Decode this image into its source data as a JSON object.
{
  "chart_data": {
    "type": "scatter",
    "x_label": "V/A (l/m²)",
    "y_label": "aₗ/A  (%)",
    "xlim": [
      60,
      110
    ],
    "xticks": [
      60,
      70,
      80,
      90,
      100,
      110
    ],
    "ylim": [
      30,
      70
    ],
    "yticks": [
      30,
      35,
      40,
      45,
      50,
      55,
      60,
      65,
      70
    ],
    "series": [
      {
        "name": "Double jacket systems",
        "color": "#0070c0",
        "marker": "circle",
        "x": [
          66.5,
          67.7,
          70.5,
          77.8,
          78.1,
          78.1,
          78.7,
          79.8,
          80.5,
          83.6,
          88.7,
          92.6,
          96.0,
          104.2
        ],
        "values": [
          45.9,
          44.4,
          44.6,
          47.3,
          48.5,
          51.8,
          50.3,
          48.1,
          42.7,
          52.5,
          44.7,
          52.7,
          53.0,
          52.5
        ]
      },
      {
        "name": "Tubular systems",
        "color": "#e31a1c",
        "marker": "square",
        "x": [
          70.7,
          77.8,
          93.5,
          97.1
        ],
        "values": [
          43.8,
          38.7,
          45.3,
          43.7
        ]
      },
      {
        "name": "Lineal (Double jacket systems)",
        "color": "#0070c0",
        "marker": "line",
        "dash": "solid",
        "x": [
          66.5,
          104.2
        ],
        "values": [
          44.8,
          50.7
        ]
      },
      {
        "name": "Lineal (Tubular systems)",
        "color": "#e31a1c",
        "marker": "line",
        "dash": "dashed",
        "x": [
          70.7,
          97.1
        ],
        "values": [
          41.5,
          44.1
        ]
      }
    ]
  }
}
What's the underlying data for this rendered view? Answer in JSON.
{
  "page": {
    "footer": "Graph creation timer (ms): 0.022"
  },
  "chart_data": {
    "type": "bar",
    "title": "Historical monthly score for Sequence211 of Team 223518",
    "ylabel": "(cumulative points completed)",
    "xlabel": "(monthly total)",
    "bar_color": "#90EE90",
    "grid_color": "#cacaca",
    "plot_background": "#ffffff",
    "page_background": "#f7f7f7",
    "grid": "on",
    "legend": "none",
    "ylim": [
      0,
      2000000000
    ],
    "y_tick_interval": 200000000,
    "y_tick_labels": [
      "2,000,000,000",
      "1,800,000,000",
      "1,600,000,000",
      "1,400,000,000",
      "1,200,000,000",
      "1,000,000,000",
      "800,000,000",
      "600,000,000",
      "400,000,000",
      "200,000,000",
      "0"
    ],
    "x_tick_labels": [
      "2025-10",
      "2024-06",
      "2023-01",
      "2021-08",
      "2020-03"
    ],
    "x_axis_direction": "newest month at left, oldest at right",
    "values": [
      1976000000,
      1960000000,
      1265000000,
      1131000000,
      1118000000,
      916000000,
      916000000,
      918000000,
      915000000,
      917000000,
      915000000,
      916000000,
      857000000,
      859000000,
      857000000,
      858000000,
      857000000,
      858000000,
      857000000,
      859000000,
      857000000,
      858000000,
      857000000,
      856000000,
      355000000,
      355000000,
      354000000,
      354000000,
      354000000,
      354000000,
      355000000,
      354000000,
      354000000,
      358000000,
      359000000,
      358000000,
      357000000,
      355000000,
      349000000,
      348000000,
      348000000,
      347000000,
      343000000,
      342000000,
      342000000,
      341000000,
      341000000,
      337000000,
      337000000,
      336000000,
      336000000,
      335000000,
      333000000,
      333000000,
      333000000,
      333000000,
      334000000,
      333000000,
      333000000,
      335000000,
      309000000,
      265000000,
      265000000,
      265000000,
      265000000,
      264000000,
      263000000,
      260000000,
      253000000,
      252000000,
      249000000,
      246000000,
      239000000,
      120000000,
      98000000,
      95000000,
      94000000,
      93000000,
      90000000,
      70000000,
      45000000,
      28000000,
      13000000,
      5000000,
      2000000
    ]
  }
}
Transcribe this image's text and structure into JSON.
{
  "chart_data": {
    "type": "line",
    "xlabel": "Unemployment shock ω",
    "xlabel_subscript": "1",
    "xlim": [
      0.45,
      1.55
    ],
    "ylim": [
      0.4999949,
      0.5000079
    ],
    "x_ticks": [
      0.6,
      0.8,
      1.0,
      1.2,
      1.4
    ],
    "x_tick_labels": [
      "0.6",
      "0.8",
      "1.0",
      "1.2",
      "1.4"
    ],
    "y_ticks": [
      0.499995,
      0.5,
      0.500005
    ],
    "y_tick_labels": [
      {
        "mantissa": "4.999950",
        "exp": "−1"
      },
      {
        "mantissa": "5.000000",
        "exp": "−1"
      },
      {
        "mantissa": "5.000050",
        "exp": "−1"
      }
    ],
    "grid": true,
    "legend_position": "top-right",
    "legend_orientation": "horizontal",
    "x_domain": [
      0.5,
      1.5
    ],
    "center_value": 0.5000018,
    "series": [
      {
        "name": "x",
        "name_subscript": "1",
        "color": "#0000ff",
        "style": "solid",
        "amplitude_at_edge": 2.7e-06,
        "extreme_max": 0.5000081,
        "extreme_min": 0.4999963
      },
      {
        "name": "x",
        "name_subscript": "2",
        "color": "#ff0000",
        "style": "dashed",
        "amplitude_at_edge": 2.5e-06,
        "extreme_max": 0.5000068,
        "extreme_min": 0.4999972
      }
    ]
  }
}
# # #
BRIEF :: Look back over the material above and state how many lines hold the word "mantissa". Write the number and nothing else.

FULL RESPONSE :: 3